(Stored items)
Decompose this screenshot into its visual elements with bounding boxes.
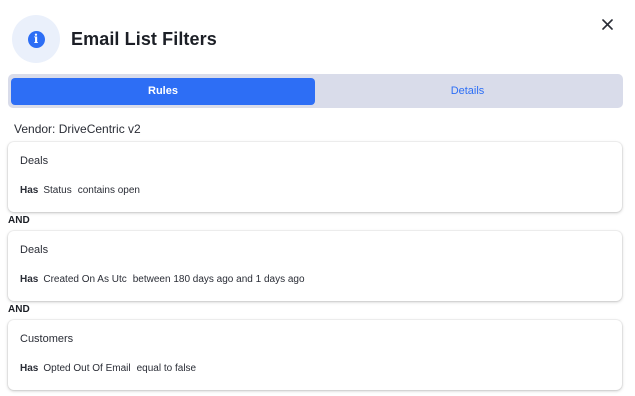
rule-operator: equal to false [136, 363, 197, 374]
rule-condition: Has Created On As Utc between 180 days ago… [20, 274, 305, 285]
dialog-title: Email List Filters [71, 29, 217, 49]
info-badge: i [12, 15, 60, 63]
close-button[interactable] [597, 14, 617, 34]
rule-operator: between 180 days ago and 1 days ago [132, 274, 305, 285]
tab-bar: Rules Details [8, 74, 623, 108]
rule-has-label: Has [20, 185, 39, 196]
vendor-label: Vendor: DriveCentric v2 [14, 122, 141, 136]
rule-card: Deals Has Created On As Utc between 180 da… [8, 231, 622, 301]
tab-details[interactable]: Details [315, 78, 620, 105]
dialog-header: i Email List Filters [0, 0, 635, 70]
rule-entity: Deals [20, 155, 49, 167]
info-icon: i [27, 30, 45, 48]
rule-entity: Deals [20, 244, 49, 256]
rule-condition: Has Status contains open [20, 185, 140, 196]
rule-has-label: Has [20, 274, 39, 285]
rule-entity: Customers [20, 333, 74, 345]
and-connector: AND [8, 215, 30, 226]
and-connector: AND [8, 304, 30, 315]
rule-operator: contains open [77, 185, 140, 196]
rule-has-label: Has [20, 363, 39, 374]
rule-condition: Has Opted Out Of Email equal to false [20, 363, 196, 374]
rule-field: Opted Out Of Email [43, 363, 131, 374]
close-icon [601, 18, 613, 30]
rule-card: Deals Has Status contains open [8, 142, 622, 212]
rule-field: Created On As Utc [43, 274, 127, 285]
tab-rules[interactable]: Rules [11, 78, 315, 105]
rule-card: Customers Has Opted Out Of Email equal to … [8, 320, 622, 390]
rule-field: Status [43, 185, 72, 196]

(GIVEN EXERCISE): Reproduce verbatim the portion of the listing that opens with the line containing "rule-operator: equal to" and runs through the last line of the listing, with both ends included.

(THE RESULT):
rule-operator: equal to false [136, 363, 197, 374]
rule-condition: Has Created On As Utc between 180 days ago… [20, 274, 305, 285]
dialog-title: Email List Filters [71, 29, 217, 49]
info-badge: i [12, 15, 60, 63]
close-button[interactable] [597, 14, 617, 34]
rule-operator: between 180 days ago and 1 days ago [132, 274, 305, 285]
tab-bar: Rules Details [8, 74, 623, 108]
rule-has-label: Has [20, 185, 39, 196]
vendor-label: Vendor: DriveCentric v2 [14, 122, 141, 136]
rule-card: Deals Has Created On As Utc between 180 da… [8, 231, 622, 301]
tab-details[interactable]: Details [315, 78, 620, 105]
dialog-header: i Email List Filters [0, 0, 635, 70]
rule-entity: Deals [20, 155, 49, 167]
info-icon: i [27, 30, 45, 48]
rule-entity: Deals [20, 244, 49, 256]
rule-condition: Has Status contains open [20, 185, 140, 196]
rule-has-label: Has [20, 274, 39, 285]
rule-entity: Customers [20, 333, 74, 345]
and-connector: AND [8, 215, 30, 226]
and-connector: AND [8, 304, 30, 315]
rule-operator: contains open [77, 185, 140, 196]
rule-has-label: Has [20, 363, 39, 374]
rule-condition: Has Opted Out Of Email equal to false [20, 363, 196, 374]
rule-field: Opted Out Of Email [43, 363, 131, 374]
close-icon [601, 18, 613, 30]
rule-card: Deals Has Status contains open [8, 142, 622, 212]
rule-field: Created On As Utc [43, 274, 127, 285]
tab-rules[interactable]: Rules [11, 78, 315, 105]
rule-card: Customers Has Opted Out Of Email equal to … [8, 320, 622, 390]
rule-field: Status [43, 185, 72, 196]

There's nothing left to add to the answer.